REQUIRED WORK:
Bring together all lines of the material below that contain the string "JSON".

PROVIDED RECORDS:
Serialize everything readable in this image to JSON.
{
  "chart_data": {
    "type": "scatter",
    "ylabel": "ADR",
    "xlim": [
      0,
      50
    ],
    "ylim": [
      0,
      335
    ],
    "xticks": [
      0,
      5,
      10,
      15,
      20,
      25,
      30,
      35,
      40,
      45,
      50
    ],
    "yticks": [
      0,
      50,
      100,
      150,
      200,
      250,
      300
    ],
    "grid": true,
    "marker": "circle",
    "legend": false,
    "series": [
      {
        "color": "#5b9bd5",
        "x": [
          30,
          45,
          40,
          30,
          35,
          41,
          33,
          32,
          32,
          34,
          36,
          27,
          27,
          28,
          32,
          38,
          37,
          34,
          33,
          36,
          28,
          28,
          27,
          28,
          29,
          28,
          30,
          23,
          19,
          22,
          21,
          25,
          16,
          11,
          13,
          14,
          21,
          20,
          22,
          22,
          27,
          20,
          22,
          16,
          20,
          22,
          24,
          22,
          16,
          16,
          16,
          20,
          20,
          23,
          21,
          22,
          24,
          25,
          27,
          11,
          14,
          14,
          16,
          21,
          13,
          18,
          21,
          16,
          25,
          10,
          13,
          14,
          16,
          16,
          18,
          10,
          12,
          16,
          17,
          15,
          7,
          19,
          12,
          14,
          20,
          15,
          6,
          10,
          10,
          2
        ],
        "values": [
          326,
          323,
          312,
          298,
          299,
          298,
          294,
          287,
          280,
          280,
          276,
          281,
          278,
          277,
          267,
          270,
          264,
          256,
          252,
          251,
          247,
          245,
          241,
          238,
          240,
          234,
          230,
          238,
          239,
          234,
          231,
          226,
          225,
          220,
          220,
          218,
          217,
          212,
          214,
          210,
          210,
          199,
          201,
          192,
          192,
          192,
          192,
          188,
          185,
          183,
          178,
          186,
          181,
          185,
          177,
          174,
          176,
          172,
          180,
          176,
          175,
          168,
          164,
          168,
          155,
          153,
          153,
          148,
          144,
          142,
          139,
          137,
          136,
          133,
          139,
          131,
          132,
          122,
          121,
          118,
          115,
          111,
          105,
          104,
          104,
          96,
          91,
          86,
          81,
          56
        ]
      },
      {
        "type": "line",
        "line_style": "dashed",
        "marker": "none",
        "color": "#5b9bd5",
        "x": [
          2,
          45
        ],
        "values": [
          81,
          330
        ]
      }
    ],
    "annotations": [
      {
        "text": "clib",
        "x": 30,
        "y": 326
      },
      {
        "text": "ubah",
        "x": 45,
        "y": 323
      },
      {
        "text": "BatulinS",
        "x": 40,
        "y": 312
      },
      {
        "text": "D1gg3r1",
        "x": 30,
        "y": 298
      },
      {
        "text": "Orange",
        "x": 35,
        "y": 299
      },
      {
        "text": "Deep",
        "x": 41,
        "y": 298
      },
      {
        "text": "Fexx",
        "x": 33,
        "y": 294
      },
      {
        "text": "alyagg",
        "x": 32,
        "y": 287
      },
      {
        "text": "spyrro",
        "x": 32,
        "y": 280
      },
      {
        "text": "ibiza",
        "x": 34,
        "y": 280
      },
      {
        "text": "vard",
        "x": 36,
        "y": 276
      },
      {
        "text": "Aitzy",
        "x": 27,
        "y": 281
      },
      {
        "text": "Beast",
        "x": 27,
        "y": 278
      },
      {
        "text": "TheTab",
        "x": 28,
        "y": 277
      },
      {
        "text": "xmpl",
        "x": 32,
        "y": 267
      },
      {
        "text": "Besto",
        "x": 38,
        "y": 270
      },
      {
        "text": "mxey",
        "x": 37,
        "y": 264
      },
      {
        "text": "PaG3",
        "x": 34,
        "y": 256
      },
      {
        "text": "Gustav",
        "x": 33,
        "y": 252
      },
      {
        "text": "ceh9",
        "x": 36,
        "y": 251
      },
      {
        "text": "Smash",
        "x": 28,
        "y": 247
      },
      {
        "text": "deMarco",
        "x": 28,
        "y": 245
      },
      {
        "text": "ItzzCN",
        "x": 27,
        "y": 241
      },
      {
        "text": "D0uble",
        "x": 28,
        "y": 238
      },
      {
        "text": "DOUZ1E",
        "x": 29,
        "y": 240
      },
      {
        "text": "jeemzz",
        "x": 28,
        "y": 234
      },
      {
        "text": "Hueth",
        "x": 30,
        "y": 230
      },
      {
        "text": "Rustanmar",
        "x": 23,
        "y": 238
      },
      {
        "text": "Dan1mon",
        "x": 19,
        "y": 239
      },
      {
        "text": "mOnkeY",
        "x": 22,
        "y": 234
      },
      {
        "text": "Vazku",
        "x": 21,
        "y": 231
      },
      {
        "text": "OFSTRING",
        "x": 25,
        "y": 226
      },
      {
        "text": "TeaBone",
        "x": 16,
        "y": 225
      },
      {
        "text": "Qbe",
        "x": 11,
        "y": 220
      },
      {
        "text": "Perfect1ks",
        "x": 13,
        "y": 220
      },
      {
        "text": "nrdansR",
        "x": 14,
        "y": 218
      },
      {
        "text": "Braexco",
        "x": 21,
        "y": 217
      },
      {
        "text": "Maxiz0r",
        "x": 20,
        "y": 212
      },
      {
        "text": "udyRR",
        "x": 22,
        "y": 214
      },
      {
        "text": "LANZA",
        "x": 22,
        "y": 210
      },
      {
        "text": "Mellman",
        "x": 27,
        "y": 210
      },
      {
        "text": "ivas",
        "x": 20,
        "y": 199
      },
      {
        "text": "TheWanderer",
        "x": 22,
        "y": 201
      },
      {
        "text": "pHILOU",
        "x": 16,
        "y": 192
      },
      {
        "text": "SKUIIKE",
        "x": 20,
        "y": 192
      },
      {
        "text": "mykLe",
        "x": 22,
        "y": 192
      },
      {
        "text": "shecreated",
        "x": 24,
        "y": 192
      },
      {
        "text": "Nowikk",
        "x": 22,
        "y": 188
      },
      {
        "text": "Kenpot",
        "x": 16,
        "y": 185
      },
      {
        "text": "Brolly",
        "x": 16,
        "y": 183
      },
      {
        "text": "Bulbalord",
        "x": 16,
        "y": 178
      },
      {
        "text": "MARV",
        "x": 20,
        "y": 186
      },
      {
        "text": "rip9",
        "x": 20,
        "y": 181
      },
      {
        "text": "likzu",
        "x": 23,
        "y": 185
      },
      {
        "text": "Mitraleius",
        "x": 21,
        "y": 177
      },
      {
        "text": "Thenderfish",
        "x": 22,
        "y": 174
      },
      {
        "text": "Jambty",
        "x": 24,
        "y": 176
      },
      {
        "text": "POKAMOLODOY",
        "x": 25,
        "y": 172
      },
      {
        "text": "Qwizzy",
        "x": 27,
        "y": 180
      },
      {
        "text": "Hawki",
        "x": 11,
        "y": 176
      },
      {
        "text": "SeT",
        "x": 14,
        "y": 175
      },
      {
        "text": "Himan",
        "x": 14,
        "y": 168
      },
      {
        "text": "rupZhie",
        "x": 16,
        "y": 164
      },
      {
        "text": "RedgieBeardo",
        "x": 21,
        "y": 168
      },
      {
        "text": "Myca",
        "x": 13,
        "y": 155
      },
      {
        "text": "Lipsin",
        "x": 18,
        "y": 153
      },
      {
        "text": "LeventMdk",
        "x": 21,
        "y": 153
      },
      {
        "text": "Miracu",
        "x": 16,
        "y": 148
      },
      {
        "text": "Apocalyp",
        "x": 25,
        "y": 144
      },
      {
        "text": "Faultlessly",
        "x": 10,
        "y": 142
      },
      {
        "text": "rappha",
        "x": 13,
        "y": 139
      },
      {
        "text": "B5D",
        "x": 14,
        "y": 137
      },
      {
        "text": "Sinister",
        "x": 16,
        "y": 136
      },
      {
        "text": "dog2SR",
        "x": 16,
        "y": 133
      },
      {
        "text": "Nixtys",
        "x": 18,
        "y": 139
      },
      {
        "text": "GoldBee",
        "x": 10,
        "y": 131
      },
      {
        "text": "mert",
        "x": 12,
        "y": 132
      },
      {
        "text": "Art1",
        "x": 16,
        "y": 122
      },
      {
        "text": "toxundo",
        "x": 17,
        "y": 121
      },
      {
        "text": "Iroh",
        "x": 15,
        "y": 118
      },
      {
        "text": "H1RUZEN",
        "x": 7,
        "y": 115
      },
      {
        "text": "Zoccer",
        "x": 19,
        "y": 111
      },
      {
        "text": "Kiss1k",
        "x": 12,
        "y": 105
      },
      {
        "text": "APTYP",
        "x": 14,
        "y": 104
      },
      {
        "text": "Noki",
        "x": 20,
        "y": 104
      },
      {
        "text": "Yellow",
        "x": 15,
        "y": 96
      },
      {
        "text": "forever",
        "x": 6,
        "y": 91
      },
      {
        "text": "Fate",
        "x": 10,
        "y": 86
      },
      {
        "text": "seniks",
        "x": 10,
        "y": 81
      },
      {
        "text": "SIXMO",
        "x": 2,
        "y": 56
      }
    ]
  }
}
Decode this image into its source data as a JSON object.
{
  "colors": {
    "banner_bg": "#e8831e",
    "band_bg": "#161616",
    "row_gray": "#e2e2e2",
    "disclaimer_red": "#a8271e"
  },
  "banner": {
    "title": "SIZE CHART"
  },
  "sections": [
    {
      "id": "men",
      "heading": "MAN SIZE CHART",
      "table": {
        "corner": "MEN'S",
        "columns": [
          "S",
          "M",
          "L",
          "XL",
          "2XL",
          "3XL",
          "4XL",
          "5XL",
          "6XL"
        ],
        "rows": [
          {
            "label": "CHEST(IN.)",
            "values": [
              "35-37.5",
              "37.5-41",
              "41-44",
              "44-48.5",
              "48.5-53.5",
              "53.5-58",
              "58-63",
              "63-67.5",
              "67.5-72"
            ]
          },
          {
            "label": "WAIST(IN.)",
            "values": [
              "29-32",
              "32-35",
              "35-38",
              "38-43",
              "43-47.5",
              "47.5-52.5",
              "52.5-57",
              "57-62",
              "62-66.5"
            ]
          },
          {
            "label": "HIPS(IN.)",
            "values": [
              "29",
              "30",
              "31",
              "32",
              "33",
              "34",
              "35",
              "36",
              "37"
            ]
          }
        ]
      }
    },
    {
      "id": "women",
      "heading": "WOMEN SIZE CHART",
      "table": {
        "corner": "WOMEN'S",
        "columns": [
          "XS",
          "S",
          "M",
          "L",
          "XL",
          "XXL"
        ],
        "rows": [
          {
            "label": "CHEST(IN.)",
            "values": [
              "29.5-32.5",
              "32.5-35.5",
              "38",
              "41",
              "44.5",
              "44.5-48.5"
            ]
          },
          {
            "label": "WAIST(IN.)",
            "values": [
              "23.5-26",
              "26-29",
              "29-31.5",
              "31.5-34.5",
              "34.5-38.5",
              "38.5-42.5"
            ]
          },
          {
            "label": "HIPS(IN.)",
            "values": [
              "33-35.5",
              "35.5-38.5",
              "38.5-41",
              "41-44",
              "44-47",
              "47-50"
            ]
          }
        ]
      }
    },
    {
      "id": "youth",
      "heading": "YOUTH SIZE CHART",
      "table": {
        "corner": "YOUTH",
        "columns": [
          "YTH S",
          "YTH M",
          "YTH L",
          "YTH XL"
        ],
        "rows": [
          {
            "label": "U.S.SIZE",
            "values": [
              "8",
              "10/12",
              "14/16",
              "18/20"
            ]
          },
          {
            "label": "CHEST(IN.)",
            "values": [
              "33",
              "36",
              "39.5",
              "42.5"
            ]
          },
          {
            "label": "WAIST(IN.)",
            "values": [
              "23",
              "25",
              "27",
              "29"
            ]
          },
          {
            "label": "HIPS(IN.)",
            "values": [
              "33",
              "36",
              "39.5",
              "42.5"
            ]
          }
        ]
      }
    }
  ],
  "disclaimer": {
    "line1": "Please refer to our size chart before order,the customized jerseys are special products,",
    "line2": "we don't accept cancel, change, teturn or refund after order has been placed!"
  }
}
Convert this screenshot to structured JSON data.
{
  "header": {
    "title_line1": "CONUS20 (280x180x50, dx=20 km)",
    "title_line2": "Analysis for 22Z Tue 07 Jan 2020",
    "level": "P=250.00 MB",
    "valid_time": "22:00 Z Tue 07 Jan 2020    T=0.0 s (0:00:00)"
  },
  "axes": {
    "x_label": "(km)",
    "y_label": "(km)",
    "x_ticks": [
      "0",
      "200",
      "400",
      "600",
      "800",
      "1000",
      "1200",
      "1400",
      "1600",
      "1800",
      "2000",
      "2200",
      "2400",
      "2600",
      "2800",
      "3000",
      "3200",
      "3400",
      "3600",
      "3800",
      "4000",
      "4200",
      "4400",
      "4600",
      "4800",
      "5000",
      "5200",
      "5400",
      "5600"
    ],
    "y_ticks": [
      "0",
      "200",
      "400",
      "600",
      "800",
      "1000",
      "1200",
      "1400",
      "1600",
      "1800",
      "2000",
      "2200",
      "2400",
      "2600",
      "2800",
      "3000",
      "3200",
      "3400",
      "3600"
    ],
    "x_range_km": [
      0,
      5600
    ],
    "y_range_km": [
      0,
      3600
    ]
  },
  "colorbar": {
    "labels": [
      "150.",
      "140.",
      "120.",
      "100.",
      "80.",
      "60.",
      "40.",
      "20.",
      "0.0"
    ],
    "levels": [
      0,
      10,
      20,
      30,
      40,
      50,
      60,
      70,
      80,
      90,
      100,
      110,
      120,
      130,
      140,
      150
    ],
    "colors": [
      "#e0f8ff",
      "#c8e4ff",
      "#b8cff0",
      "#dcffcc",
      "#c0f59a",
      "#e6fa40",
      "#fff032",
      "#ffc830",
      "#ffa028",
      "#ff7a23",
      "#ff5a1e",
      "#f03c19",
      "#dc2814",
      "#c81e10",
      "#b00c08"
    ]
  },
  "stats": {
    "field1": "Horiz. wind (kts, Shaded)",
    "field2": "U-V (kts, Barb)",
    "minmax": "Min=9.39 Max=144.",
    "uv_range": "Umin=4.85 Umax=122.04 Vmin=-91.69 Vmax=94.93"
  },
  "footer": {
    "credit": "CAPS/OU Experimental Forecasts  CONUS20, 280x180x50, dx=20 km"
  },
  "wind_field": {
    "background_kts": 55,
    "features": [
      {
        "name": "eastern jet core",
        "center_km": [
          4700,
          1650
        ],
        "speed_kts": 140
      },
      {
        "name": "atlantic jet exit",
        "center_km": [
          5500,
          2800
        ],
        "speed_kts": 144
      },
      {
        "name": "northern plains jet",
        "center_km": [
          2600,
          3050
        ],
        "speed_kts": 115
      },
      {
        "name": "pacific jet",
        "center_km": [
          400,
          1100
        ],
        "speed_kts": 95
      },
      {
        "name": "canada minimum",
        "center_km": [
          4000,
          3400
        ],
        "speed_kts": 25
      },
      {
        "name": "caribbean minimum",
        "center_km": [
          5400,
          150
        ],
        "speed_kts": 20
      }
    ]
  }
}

ANSWER TO THE EXERCISE:
Serialize everything readable in this image to JSON.
Decode this image into its source data as a JSON object.
Convert this screenshot to structured JSON data.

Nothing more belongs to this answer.